Your answer should be one number: how many lines of the records hold the string "page".

-- START Input for this task --

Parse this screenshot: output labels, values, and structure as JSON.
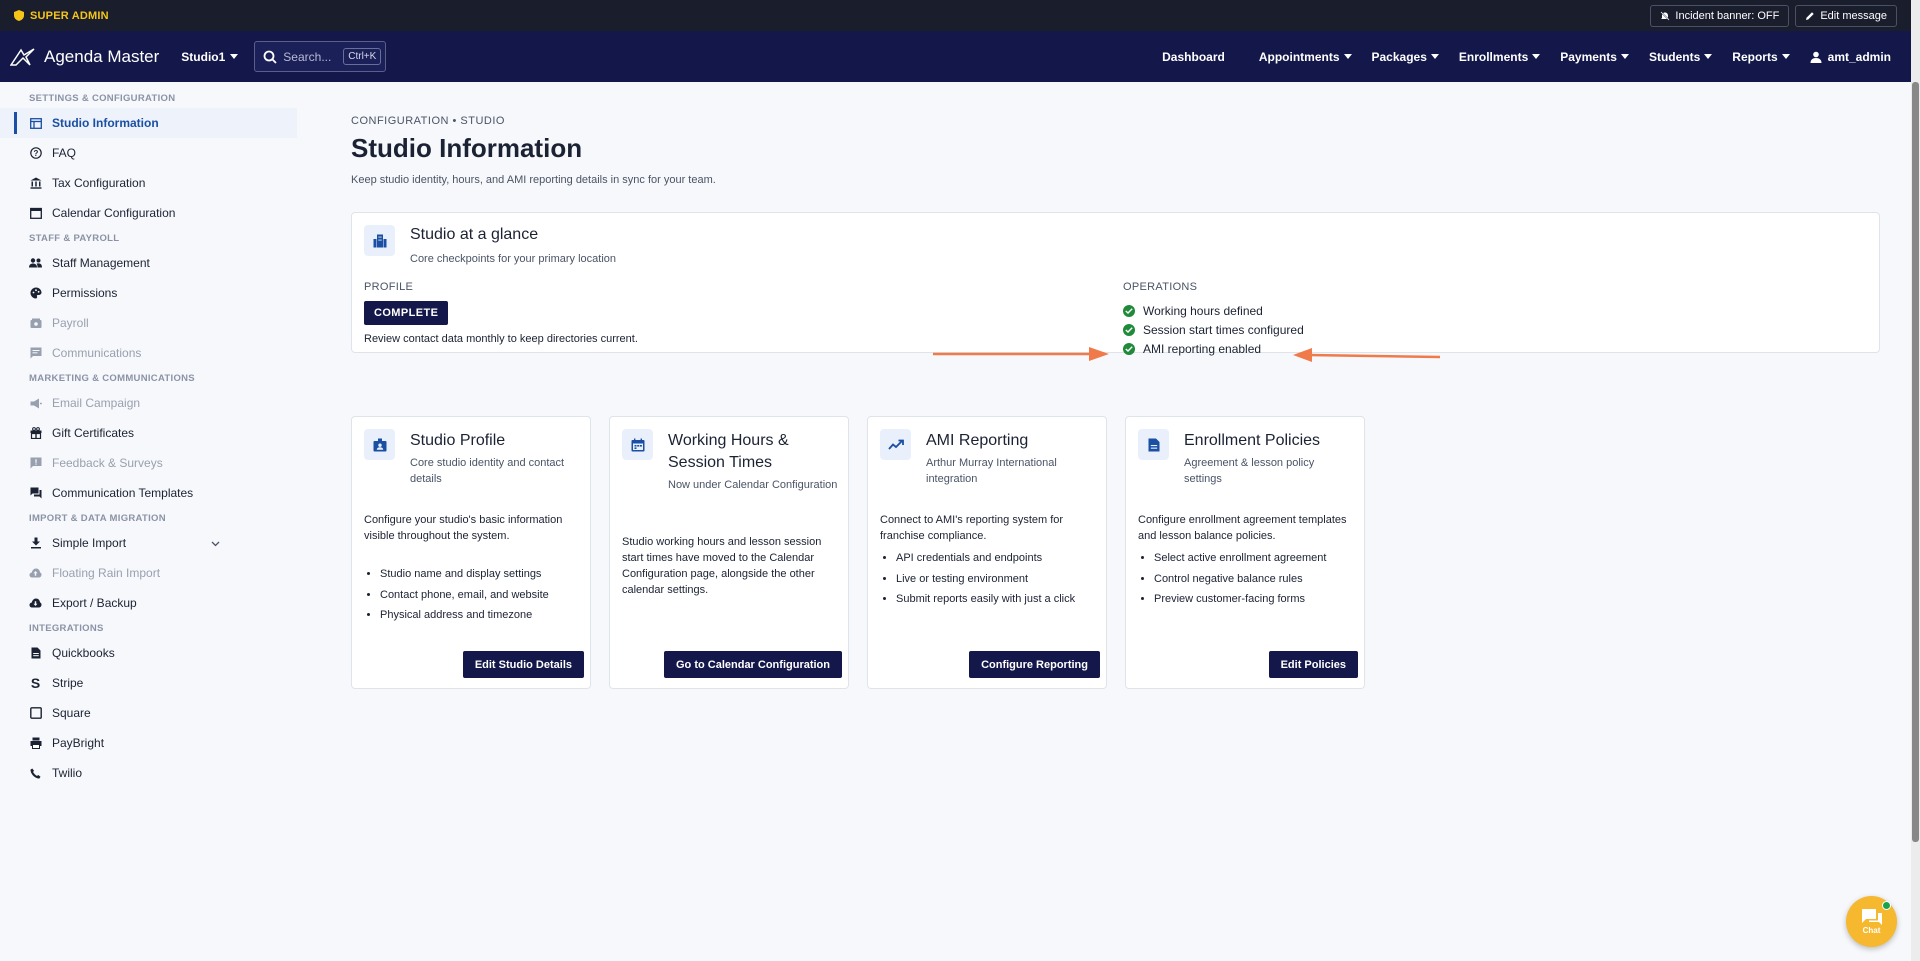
{
  "admin_bar": {
    "badge_label": "SUPER ADMIN",
    "incident_banner_label": "Incident banner: OFF",
    "edit_message_label": "Edit message"
  },
  "nav": {
    "brand": "Agenda Master",
    "studio": "Studio1",
    "search_placeholder": "Search...",
    "search_shortcut": "Ctrl+K",
    "links": {
      "dashboard": "Dashboard",
      "appointments": "Appointments",
      "packages": "Packages",
      "enrollments": "Enrollments",
      "payments": "Payments",
      "students": "Students",
      "reports": "Reports",
      "user": "amt_admin"
    }
  },
  "sidebar": {
    "sections": {
      "settings": "SETTINGS & CONFIGURATION",
      "staff": "STAFF & PAYROLL",
      "marketing": "MARKETING & COMMUNICATIONS",
      "import": "IMPORT & DATA MIGRATION",
      "integrations": "INTEGRATIONS"
    },
    "items": {
      "studio_information": "Studio Information",
      "faq": "FAQ",
      "tax_configuration": "Tax Configuration",
      "calendar_configuration": "Calendar Configuration",
      "staff_management": "Staff Management",
      "permissions": "Permissions",
      "payroll": "Payroll",
      "communications": "Communications",
      "email_campaign": "Email Campaign",
      "gift_certificates": "Gift Certificates",
      "feedback_surveys": "Feedback & Surveys",
      "communication_templates": "Communication Templates",
      "simple_import": "Simple Import",
      "floating_rain_import": "Floating Rain Import",
      "export_backup": "Export / Backup",
      "quickbooks": "Quickbooks",
      "stripe": "Stripe",
      "square": "Square",
      "paybright": "PayBright",
      "twilio": "Twilio"
    }
  },
  "page": {
    "breadcrumb": "CONFIGURATION • STUDIO",
    "title": "Studio Information",
    "subtitle": "Keep studio identity, hours, and AMI reporting details in sync for your team."
  },
  "glance": {
    "title": "Studio at a glance",
    "subtitle": "Core checkpoints for your primary location",
    "profile_label": "PROFILE",
    "profile_status": "COMPLETE",
    "profile_note": "Review contact data monthly to keep directories current.",
    "operations_label": "OPERATIONS",
    "operations": [
      "Working hours defined",
      "Session start times configured",
      "AMI reporting enabled"
    ]
  },
  "cards": {
    "studio_profile": {
      "title": "Studio Profile",
      "subtitle": "Core studio identity and contact details",
      "description": "Configure your studio's basic information visible throughout the system.",
      "bullets": [
        "Studio name and display settings",
        "Contact phone, email, and website",
        "Physical address and timezone"
      ],
      "button": "Edit Studio Details"
    },
    "working_hours": {
      "title": "Working Hours & Session Times",
      "subtitle": "Now under Calendar Configuration",
      "description": "Studio working hours and lesson session start times have moved to the Calendar Configuration page, alongside the other calendar settings.",
      "button": "Go to Calendar Configuration"
    },
    "ami_reporting": {
      "title": "AMI Reporting",
      "subtitle": "Arthur Murray International integration",
      "description": "Connect to AMI's reporting system for franchise compliance.",
      "bullets": [
        "API credentials and endpoints",
        "Live or testing environment",
        "Submit reports easily with just a click"
      ],
      "button": "Configure Reporting"
    },
    "enrollment_policies": {
      "title": "Enrollment Policies",
      "subtitle": "Agreement & lesson policy settings",
      "description": "Configure enrollment agreement templates and lesson balance policies.",
      "bullets": [
        "Select active enrollment agreement",
        "Control negative balance rules",
        "Preview customer-facing forms"
      ],
      "button": "Edit Policies"
    }
  },
  "chat": {
    "label": "Chat"
  },
  "colors": {
    "nav_bg": "#13174a",
    "accent": "#1a4fa3",
    "annotation_arrow": "#f07a4a",
    "chat": "#f5b82e",
    "success": "#1e8a3a"
  }
}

-- END Input for this task --

▸ **Result of the exercise**
2